● **DATA ROWS**:
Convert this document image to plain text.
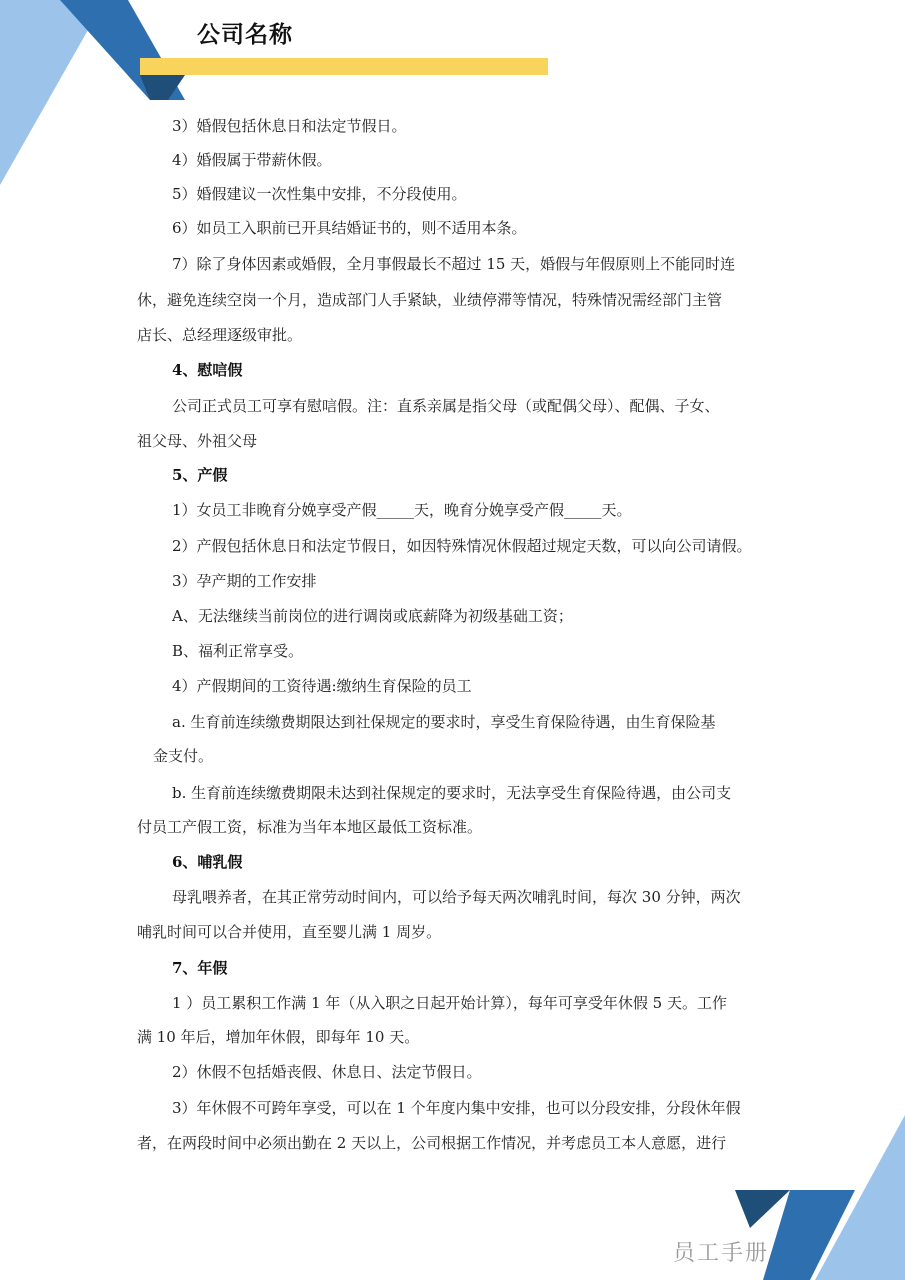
公司名称
3）婚假包括休息日和法定节假日。
4）婚假属于带薪休假。
5）婚假建议一次性集中安排，不分段使用。
6）如员工入职前已开具结婚证书的，则不适用本条。
7）除了身体因素或婚假，全月事假最长不超过 15 天，婚假与年假原则上不能同时连
休，避免连续空岗一个月，造成部门人手紧缺，业绩停滞等情况，特殊情况需经部门主管
店长、总经理逐级审批。
4、慰唁假
公司正式员工可享有慰唁假。注：直系亲属是指父母（或配偶父母）、配偶、子女、
祖父母、外祖父母
5、产假
1）女员工非晚育分娩享受产假_____天，晚育分娩享受产假_____天。
2）产假包括休息日和法定节假日，如因特殊情况休假超过规定天数，可以向公司请假。
3）孕产期的工作安排
A、无法继续当前岗位的进行调岗或底薪降为初级基础工资；
B、福利正常享受。
4）产假期间的工资待遇:缴纳生育保险的员工
a. 生育前连续缴费期限达到社保规定的要求时，享受生育保险待遇，由生育保险基
金支付。
b. 生育前连续缴费期限未达到社保规定的要求时，无法享受生育保险待遇，由公司支
付员工产假工资，标准为当年本地区最低工资标准。
6、哺乳假
母乳喂养者，在其正常劳动时间内，可以给予每天两次哺乳时间，每次 30 分钟，两次
哺乳时间可以合并使用，直至婴儿满 1 周岁。
7、年假
1 ）员工累积工作满 1 年（从入职之日起开始计算），每年可享受年休假 5 天。工作
满 10 年后，增加年休假，即每年 10 天。
2）休假不包括婚丧假、休息日、法定节假日。
3）年休假不可跨年享受，可以在 1 个年度内集中安排，也可以分段安排，分段休年假
者，在两段时间中必须出勤在 2 天以上，公司根据工作情况，并考虑员工本人意愿，进行
员工手册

● **WRITTEN PROBLEM**:
Output the lines above in full and exactly as given, omitting any pictures.

● **OUTPUT**:
Convert this document image to plain text.
公司名称
3）婚假包括休息日和法定节假日。
4）婚假属于带薪休假。
5）婚假建议一次性集中安排，不分段使用。
6）如员工入职前已开具结婚证书的，则不适用本条。
7）除了身体因素或婚假，全月事假最长不超过 15 天，婚假与年假原则上不能同时连
休，避免连续空岗一个月，造成部门人手紧缺，业绩停滞等情况，特殊情况需经部门主管
店长、总经理逐级审批。
4、慰唁假
公司正式员工可享有慰唁假。注：直系亲属是指父母（或配偶父母）、配偶、子女、
祖父母、外祖父母
5、产假
1）女员工非晚育分娩享受产假_____天，晚育分娩享受产假_____天。
2）产假包括休息日和法定节假日，如因特殊情况休假超过规定天数，可以向公司请假。
3）孕产期的工作安排
A、无法继续当前岗位的进行调岗或底薪降为初级基础工资；
B、福利正常享受。
4）产假期间的工资待遇:缴纳生育保险的员工
a. 生育前连续缴费期限达到社保规定的要求时，享受生育保险待遇，由生育保险基
金支付。
b. 生育前连续缴费期限未达到社保规定的要求时，无法享受生育保险待遇，由公司支
付员工产假工资，标准为当年本地区最低工资标准。
6、哺乳假
母乳喂养者，在其正常劳动时间内，可以给予每天两次哺乳时间，每次 30 分钟，两次
哺乳时间可以合并使用，直至婴儿满 1 周岁。
7、年假
1 ）员工累积工作满 1 年（从入职之日起开始计算），每年可享受年休假 5 天。工作
满 10 年后，增加年休假，即每年 10 天。
2）休假不包括婚丧假、休息日、法定节假日。
3）年休假不可跨年享受，可以在 1 个年度内集中安排，也可以分段安排，分段休年假
者，在两段时间中必须出勤在 2 天以上，公司根据工作情况，并考虑员工本人意愿，进行
员工手册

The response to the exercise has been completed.